**REQUIRED TASK**
Collect and copy out every line in the records that contains the string "frame". Case counts.

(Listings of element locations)
══════════════════════════════

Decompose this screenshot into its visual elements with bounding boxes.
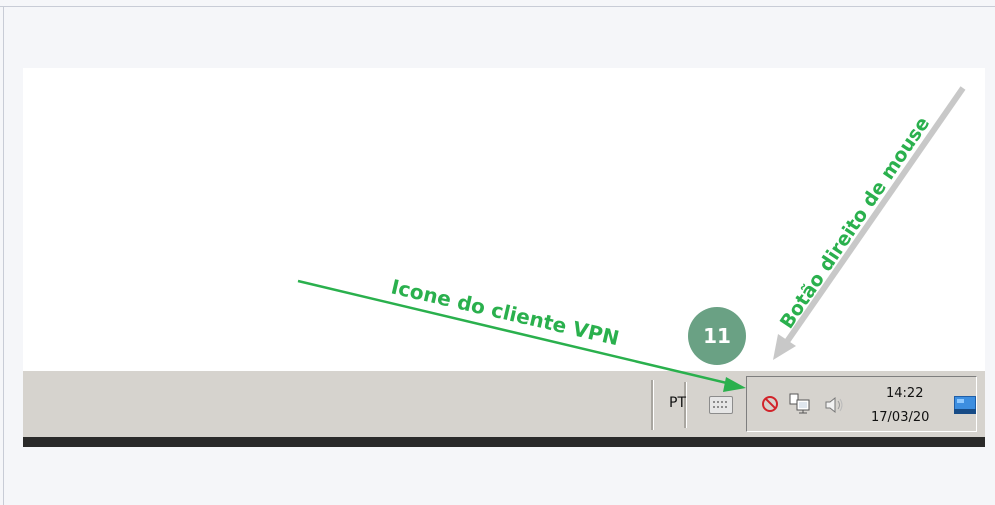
- network-icon[interactable]: [789, 393, 811, 415]
- clock-date[interactable]: 17/03/20: [871, 410, 929, 425]
- keyboard-icon[interactable]: [709, 396, 733, 414]
- show-desktop-icon[interactable]: [954, 396, 976, 414]
- volume-icon[interactable]: [823, 395, 845, 415]
- language-indicator[interactable]: PT: [669, 395, 686, 411]
- frame-top-border: [0, 6, 995, 7]
- system-tray: [746, 376, 977, 432]
- taskbar-separator: [651, 380, 654, 430]
- taskbar-bottom-edge: [23, 437, 985, 447]
- frame-left-border: [3, 6, 4, 505]
- vpn-client-icon[interactable]: [762, 396, 778, 412]
- step-number-badge: 11: [688, 307, 746, 365]
- clock-time[interactable]: 14:22: [886, 386, 923, 401]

══════════════════════════════

**TASK RESULT**
- frame-top-border: [0, 6, 995, 7]
- frame-left-border: [3, 6, 4, 505]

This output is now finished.